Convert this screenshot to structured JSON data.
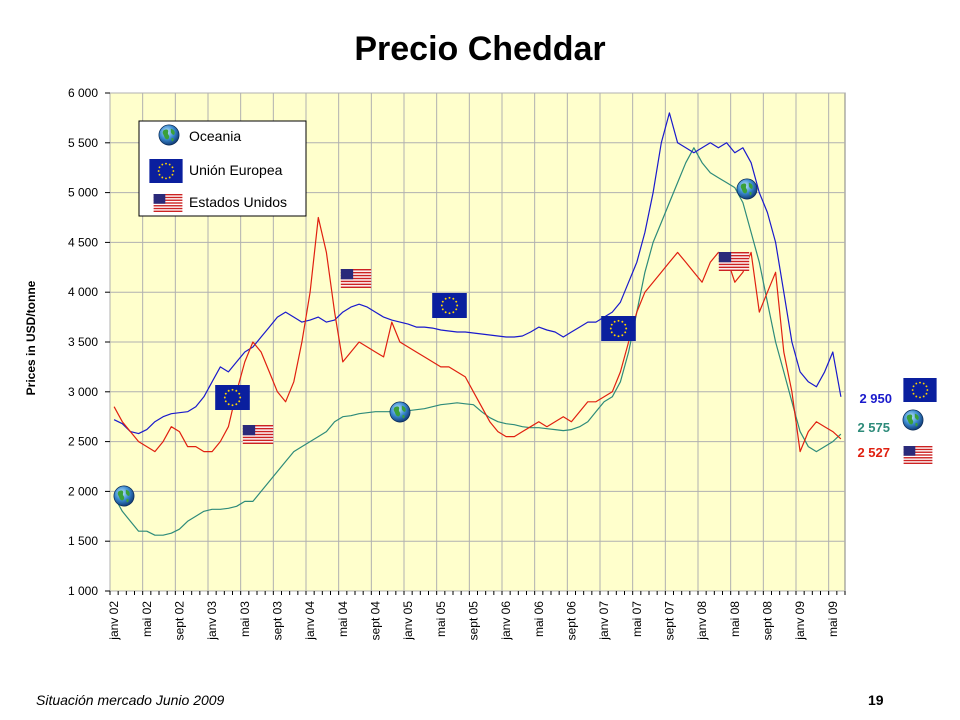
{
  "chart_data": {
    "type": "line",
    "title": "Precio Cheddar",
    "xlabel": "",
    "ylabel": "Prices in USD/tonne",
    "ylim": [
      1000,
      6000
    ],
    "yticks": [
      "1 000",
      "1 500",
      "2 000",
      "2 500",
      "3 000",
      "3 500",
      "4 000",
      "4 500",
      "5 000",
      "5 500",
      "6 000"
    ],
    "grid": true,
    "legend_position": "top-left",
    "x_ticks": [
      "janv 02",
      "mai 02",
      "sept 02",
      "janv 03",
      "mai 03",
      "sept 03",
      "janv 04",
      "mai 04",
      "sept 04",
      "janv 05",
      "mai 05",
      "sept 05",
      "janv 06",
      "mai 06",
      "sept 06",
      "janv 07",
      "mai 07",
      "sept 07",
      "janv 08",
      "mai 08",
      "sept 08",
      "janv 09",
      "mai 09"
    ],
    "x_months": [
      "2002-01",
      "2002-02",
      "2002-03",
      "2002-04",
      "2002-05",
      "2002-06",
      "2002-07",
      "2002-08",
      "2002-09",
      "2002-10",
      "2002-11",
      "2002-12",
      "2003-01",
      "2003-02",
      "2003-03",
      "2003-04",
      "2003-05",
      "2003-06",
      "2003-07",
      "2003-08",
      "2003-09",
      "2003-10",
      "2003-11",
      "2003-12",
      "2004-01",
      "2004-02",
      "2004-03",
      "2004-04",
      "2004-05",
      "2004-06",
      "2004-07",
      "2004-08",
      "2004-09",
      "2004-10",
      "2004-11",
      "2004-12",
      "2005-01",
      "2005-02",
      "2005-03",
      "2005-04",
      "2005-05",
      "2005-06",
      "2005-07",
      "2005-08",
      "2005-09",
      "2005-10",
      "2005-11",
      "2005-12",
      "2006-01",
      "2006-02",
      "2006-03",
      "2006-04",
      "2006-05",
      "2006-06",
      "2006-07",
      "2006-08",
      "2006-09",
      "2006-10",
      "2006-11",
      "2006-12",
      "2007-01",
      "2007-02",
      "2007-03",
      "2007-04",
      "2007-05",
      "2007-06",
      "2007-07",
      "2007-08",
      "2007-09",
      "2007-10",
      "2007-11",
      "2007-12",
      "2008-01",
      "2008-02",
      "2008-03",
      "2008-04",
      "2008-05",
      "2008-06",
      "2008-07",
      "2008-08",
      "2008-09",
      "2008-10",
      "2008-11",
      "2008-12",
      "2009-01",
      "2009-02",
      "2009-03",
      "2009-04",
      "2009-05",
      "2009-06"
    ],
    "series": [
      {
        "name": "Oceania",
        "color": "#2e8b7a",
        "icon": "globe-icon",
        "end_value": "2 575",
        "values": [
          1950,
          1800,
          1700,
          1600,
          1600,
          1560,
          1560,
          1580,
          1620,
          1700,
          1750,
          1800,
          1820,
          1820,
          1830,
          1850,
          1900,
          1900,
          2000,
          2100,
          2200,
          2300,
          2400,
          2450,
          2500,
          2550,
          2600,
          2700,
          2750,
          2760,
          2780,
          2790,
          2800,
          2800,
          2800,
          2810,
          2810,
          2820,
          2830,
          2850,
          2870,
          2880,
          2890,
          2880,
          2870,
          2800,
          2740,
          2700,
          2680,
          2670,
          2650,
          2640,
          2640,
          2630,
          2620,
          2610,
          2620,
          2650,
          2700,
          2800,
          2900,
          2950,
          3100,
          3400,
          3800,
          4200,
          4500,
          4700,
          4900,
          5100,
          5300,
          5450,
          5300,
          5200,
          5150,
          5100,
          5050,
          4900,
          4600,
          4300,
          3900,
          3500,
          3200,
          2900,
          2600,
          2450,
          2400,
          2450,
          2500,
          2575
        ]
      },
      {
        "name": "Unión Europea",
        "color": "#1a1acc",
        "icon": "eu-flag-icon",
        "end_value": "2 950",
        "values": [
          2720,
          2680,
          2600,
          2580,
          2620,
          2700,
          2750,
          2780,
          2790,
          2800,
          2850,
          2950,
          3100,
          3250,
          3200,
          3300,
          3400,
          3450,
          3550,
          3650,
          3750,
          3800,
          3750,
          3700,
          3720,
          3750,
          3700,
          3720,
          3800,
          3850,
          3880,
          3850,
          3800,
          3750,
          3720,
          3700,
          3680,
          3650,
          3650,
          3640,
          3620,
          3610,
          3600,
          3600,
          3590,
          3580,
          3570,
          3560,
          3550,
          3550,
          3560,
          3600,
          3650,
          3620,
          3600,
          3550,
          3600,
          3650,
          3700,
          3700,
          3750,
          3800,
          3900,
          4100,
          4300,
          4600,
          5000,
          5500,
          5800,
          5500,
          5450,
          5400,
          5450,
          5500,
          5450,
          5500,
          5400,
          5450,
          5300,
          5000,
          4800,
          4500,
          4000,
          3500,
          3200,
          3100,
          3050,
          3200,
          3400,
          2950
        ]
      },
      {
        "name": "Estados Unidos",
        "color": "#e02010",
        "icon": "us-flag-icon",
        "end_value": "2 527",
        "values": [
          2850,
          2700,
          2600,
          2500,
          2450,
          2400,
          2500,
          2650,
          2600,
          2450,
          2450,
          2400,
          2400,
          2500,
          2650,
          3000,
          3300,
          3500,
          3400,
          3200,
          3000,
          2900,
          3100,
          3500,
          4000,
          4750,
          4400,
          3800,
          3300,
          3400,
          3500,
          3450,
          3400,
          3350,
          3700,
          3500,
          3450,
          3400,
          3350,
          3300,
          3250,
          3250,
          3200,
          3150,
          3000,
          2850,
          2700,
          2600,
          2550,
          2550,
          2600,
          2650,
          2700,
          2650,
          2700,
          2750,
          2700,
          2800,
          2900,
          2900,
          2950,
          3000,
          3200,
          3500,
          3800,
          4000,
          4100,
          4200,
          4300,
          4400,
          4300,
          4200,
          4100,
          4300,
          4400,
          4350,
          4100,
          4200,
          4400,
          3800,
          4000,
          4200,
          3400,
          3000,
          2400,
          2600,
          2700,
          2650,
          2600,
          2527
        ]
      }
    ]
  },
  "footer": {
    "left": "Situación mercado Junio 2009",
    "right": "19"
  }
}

▬▬▬▬▬▬▬▬▬▬

Among the entries above, identify all lines with "janv" and copy them.

      "janv 02",
      "janv 03",
      "janv 04",
      "janv 05",
      "janv 06",
      "janv 07",
      "janv 08",
      "janv 09",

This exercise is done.